▶ _Exercise_: Find the word "count" in the records below. List each line containing it.

((

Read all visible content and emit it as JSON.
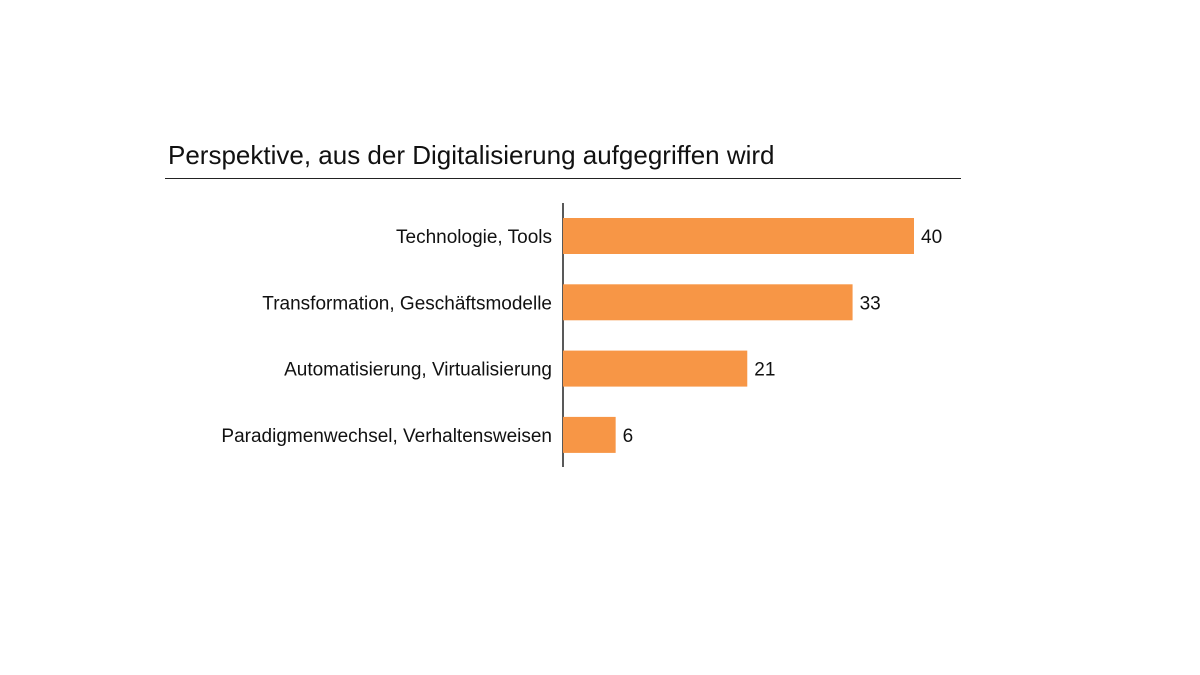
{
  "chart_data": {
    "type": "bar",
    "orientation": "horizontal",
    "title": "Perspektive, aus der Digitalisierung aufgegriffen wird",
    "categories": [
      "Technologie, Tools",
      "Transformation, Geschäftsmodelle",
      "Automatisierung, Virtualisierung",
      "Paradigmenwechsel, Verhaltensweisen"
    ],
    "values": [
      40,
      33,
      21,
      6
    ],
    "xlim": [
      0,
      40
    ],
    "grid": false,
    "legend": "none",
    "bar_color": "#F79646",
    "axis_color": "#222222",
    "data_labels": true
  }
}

))
((

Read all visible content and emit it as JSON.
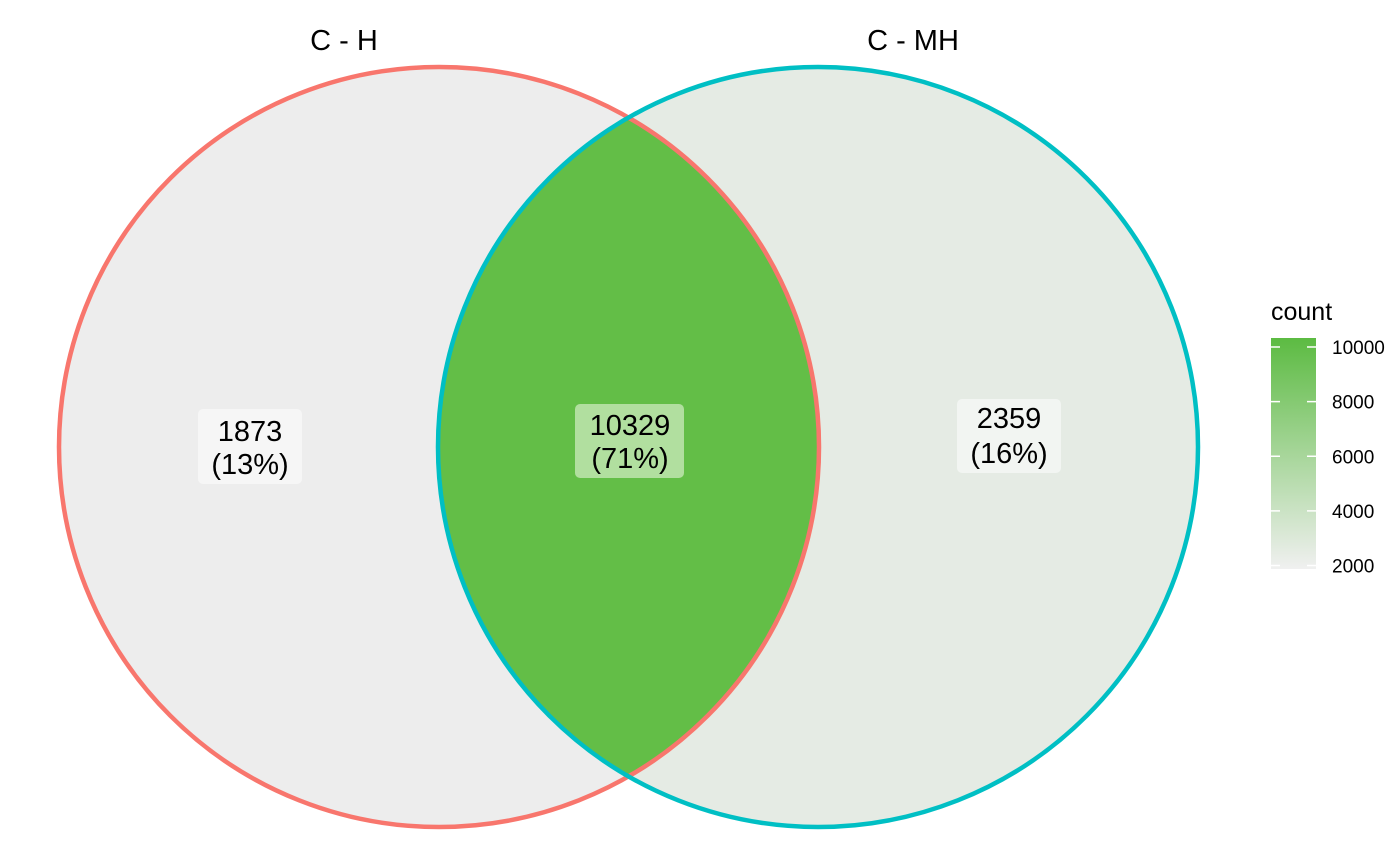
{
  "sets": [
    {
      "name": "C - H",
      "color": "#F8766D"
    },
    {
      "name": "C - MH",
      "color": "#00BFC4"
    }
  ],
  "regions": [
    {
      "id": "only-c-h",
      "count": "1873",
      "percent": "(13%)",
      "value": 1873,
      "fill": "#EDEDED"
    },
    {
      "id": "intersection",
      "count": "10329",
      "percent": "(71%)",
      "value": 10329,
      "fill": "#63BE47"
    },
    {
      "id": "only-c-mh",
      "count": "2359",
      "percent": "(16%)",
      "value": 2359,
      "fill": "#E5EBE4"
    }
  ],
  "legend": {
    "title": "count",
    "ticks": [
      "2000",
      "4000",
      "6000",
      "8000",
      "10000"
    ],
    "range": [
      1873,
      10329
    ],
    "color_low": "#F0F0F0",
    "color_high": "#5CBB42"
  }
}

))

▶ _Response for this exercise_:
      "count": "1873",
      "count": "10329",
      "count": "2359",
    "title": "count",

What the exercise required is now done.